◆ **Problem to solve**
Separate out the lines that hold "nAug".

Dataset records:
===============
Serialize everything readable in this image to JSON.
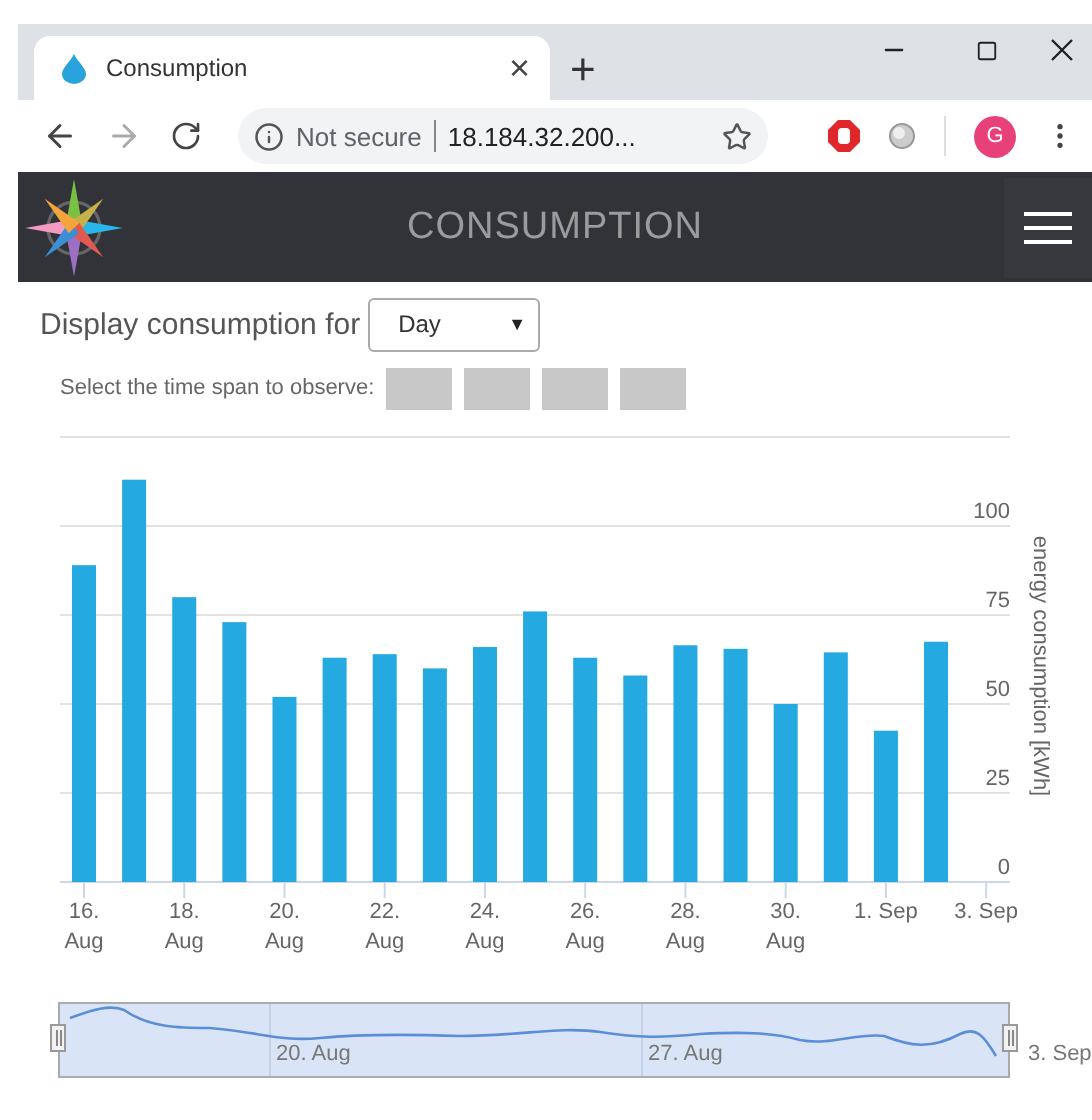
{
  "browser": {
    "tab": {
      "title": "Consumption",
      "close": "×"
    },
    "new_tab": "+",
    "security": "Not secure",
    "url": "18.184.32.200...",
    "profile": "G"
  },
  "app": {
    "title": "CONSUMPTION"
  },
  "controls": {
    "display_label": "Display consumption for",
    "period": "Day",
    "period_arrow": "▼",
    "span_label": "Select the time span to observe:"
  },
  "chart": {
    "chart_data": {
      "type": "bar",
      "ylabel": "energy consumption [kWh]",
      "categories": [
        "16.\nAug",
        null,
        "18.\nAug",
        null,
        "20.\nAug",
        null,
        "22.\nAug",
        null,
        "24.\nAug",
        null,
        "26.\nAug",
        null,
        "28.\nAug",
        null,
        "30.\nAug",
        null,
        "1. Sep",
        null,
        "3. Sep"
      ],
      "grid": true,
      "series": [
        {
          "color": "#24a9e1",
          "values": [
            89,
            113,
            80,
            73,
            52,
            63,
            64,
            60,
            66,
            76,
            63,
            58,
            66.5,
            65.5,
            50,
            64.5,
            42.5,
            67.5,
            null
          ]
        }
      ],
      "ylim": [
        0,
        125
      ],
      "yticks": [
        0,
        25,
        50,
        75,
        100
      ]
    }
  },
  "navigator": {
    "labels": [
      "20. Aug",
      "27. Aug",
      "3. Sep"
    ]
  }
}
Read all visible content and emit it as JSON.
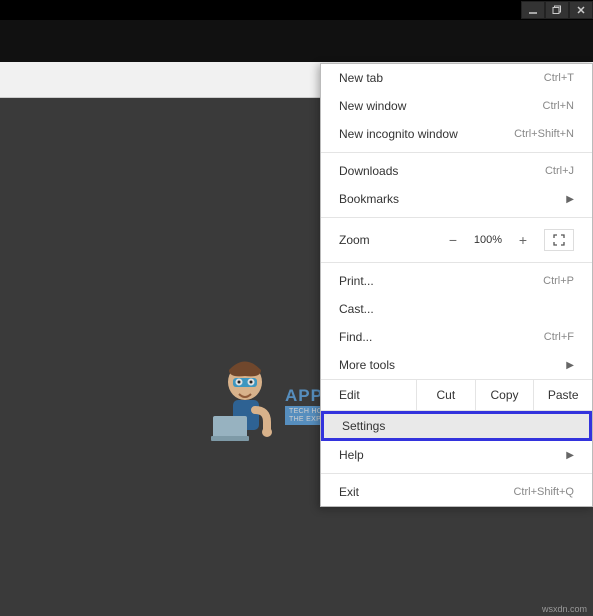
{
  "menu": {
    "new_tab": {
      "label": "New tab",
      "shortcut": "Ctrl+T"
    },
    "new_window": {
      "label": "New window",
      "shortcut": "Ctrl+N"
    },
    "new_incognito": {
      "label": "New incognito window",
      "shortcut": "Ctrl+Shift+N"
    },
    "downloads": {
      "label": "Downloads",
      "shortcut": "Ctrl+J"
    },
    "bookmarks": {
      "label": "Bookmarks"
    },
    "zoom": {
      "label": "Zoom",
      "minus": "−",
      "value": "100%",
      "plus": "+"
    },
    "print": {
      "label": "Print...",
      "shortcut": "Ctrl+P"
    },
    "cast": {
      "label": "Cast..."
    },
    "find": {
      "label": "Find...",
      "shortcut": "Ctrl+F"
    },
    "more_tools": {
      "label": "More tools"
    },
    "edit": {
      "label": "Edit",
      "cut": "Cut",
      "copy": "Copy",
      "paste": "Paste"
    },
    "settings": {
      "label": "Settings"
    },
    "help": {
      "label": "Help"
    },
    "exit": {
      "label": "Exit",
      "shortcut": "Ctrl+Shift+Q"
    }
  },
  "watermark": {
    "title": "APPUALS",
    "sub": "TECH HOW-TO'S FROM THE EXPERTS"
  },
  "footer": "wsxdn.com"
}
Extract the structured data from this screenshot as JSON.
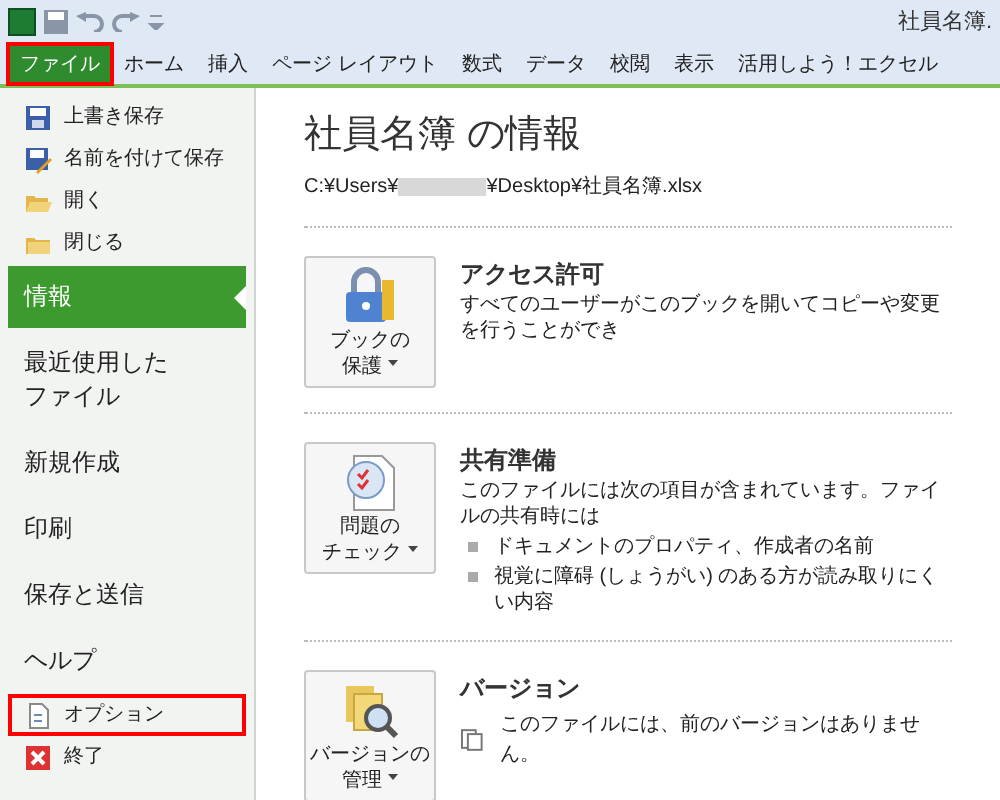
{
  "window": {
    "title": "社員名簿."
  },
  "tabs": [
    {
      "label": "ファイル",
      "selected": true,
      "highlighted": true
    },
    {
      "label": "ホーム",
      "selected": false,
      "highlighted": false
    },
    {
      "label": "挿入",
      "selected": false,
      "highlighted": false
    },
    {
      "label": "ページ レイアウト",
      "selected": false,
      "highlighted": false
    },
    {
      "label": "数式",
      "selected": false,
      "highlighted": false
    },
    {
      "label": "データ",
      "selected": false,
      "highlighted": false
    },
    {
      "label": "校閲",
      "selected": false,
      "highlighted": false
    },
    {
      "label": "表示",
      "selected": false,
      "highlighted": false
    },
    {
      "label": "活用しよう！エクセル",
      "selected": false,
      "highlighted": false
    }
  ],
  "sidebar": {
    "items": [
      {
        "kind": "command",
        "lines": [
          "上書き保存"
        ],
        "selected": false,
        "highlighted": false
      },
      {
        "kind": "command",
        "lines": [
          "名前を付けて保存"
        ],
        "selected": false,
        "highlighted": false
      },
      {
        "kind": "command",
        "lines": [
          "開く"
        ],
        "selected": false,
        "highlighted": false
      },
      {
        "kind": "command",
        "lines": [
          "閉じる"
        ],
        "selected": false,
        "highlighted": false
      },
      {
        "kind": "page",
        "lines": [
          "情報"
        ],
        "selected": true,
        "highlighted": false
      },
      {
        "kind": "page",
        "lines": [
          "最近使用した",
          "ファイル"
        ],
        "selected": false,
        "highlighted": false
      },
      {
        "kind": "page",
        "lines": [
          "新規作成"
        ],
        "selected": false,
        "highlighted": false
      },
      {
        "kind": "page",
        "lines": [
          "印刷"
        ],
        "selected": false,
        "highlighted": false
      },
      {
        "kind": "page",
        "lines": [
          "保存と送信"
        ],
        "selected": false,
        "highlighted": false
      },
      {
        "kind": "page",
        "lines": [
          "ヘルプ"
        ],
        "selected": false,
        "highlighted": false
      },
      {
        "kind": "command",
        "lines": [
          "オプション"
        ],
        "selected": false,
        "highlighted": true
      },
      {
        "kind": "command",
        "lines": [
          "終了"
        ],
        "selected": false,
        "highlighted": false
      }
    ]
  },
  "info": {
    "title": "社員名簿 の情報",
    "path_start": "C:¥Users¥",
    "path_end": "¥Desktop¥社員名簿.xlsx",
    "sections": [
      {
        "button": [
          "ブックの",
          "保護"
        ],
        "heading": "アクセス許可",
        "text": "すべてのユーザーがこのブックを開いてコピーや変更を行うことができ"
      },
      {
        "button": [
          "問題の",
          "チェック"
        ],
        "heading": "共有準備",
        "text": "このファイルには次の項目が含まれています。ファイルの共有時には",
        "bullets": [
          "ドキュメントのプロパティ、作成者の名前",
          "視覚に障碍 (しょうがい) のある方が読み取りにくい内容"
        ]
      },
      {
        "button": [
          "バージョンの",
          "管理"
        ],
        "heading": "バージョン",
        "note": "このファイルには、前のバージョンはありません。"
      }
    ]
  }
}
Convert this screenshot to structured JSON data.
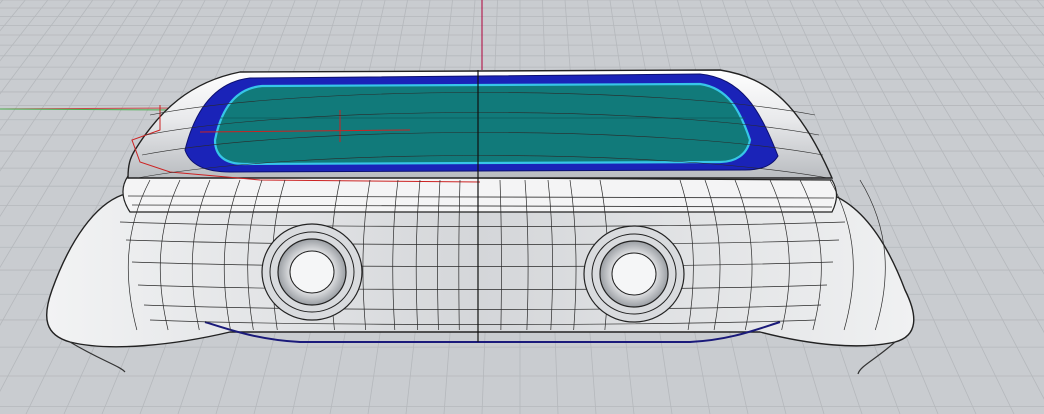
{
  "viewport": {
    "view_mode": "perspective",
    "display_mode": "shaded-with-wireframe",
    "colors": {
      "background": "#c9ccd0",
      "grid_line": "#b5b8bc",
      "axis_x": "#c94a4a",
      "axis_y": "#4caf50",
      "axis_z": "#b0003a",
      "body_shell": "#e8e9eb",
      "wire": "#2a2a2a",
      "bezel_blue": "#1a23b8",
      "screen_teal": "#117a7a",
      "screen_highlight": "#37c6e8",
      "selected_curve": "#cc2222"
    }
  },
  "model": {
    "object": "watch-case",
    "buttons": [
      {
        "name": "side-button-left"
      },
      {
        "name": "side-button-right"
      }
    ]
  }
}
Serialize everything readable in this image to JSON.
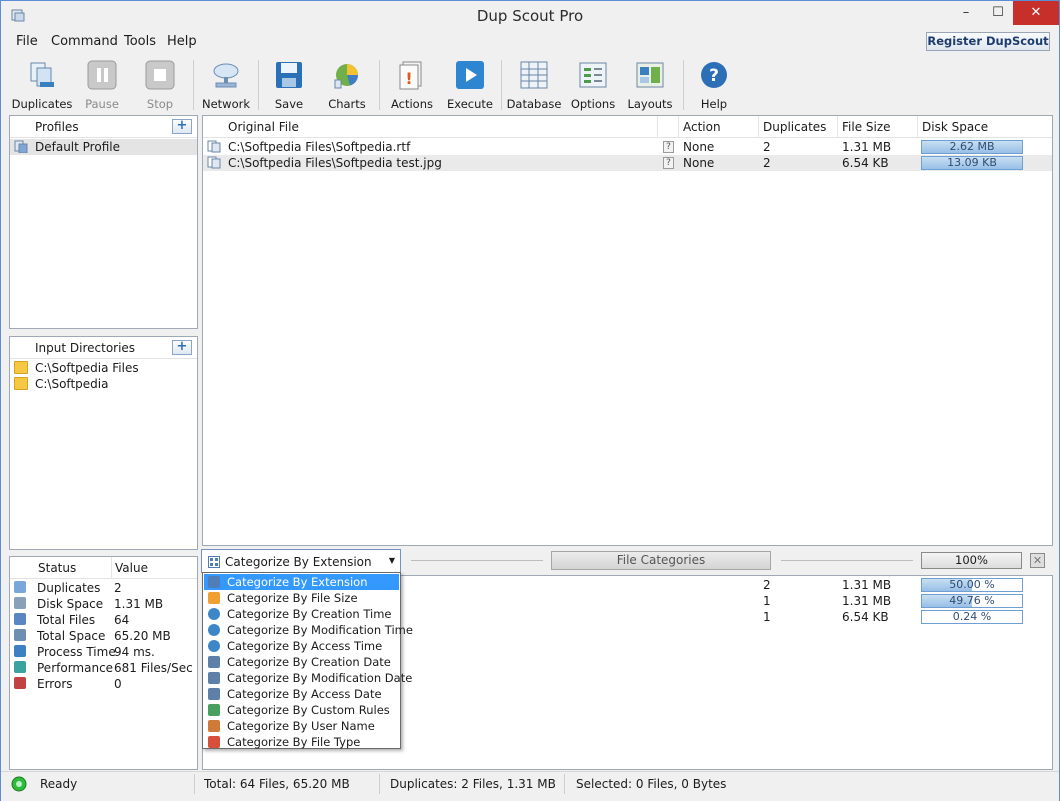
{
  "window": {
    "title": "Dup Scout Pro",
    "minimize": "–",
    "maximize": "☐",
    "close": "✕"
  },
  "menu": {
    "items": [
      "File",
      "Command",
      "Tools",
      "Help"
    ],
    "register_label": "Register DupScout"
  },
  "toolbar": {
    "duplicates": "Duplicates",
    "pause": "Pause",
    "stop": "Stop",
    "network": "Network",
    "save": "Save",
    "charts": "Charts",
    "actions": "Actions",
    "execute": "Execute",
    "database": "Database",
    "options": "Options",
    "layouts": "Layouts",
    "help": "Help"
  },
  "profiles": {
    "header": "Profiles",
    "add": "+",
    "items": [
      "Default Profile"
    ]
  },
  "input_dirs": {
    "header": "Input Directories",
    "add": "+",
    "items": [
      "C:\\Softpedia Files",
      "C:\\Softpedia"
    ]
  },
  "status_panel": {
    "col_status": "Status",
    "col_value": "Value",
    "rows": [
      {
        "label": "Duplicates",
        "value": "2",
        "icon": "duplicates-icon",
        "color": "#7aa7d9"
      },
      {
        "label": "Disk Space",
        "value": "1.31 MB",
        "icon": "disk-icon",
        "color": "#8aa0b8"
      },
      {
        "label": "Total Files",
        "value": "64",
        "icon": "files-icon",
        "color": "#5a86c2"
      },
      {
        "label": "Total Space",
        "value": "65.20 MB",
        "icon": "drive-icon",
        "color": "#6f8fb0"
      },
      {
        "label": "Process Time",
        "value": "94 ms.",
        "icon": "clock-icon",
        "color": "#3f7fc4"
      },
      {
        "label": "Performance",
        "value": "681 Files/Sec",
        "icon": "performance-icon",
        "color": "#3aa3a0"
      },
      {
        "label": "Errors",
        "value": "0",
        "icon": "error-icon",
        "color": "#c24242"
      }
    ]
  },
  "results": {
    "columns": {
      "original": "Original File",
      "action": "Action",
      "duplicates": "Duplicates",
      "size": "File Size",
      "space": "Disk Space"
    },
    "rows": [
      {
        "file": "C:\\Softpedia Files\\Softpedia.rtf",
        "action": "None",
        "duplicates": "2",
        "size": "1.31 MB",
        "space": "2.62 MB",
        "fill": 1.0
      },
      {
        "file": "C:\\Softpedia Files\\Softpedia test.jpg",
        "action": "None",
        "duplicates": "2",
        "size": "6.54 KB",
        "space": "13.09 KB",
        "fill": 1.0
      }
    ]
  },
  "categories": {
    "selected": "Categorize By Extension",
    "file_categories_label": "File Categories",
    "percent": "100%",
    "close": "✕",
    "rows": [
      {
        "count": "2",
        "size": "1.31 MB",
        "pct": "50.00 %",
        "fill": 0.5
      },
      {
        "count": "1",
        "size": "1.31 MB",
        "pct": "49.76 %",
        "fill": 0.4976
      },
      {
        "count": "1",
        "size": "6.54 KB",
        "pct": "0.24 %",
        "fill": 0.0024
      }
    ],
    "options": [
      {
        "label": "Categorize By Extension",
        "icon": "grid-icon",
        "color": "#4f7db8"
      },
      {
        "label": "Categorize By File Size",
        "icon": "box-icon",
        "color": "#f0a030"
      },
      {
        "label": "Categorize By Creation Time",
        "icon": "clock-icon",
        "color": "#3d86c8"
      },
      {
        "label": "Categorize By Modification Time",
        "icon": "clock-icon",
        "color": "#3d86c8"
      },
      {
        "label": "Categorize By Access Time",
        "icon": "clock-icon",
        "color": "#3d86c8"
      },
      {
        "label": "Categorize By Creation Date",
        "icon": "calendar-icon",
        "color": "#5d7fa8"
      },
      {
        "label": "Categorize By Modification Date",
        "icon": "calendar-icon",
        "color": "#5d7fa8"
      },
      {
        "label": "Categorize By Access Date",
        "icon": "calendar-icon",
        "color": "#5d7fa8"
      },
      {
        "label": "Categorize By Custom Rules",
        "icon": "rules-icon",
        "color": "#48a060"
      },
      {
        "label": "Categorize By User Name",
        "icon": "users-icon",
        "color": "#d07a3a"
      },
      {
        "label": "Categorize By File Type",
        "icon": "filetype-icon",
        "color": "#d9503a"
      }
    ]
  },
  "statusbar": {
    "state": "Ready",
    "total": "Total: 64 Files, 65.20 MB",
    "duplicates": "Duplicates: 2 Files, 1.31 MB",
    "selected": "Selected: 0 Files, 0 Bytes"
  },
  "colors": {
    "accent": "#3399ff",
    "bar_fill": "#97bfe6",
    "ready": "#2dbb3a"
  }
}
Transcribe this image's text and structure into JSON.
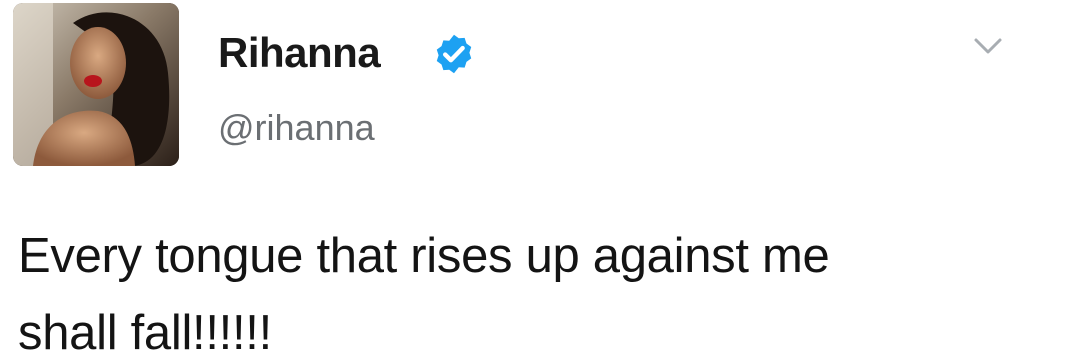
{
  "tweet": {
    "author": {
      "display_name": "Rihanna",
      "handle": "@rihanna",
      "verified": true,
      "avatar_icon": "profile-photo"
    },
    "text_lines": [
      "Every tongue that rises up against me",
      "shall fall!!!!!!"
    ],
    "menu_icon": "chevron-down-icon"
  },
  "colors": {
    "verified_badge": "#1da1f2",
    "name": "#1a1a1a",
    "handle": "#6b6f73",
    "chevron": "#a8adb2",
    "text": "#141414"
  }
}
===============
◆ **Output for this task**
        "16.\nAug",
        "18.\nAug",
        "20.\nAug",
        "22.\nAug",
        "24.\nAug",
        "26.\nAug",
        "28.\nAug",
        "30.\nAug",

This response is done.